Dataset rows
────────

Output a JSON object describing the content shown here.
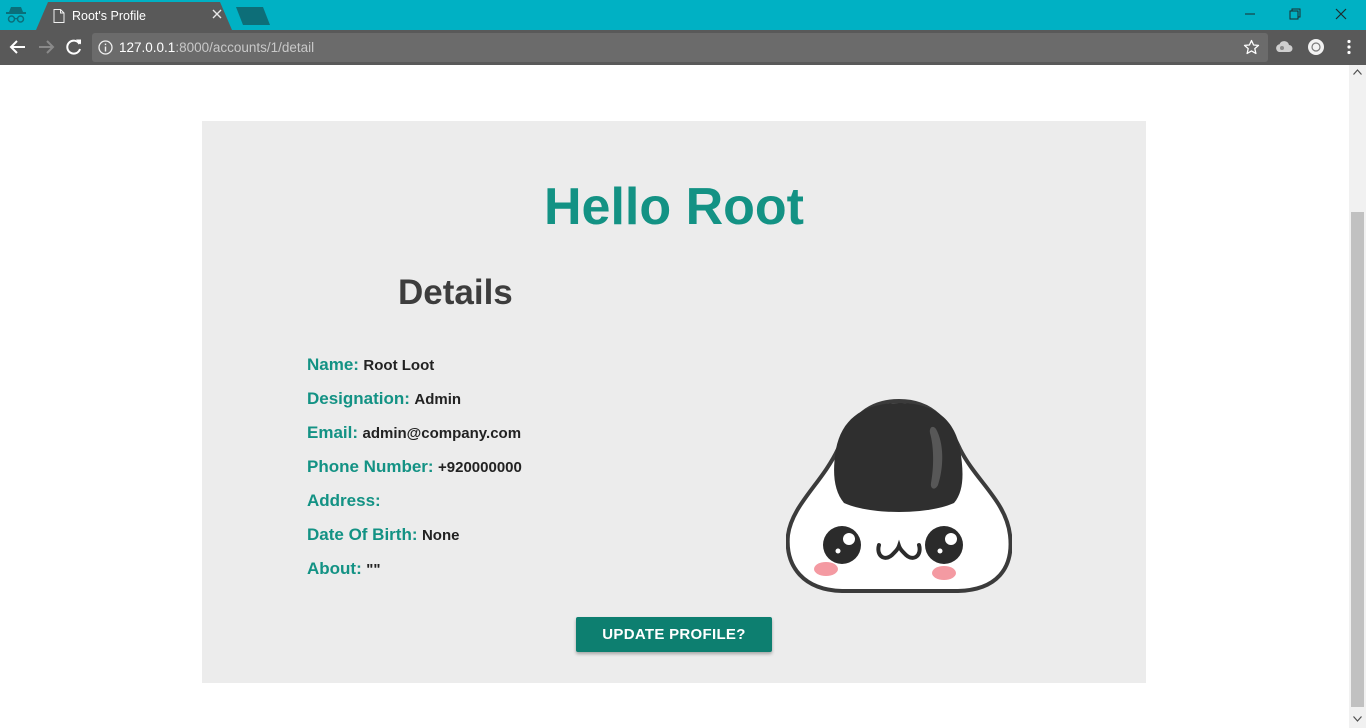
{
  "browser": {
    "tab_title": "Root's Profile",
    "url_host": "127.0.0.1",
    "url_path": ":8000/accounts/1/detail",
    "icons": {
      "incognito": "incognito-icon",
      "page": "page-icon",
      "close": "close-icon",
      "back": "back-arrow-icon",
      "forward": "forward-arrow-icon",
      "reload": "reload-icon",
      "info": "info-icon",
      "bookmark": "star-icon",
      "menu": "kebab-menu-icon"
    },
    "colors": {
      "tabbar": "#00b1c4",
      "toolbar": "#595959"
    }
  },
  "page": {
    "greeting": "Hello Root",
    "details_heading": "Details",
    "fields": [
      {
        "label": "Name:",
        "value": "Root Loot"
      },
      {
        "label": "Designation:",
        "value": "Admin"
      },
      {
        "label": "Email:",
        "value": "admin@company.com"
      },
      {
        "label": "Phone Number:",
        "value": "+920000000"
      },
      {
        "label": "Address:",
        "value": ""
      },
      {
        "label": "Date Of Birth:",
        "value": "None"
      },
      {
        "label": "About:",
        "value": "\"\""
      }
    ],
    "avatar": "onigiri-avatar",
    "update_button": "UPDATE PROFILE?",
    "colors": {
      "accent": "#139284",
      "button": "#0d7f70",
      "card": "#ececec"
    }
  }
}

────────

Directions =
Quote the material word for word, dropping any images it holds.

Output =
Output a JSON object describing the content shown here.
{
  "browser": {
    "tab_title": "Root's Profile",
    "url_host": "127.0.0.1",
    "url_path": ":8000/accounts/1/detail",
    "icons": {
      "incognito": "incognito-icon",
      "page": "page-icon",
      "close": "close-icon",
      "back": "back-arrow-icon",
      "forward": "forward-arrow-icon",
      "reload": "reload-icon",
      "info": "info-icon",
      "bookmark": "star-icon",
      "menu": "kebab-menu-icon"
    },
    "colors": {
      "tabbar": "#00b1c4",
      "toolbar": "#595959"
    }
  },
  "page": {
    "greeting": "Hello Root",
    "details_heading": "Details",
    "fields": [
      {
        "label": "Name:",
        "value": "Root Loot"
      },
      {
        "label": "Designation:",
        "value": "Admin"
      },
      {
        "label": "Email:",
        "value": "admin@company.com"
      },
      {
        "label": "Phone Number:",
        "value": "+920000000"
      },
      {
        "label": "Address:",
        "value": ""
      },
      {
        "label": "Date Of Birth:",
        "value": "None"
      },
      {
        "label": "About:",
        "value": "\"\""
      }
    ],
    "avatar": "onigiri-avatar",
    "update_button": "UPDATE PROFILE?",
    "colors": {
      "accent": "#139284",
      "button": "#0d7f70",
      "card": "#ececec"
    }
  }
}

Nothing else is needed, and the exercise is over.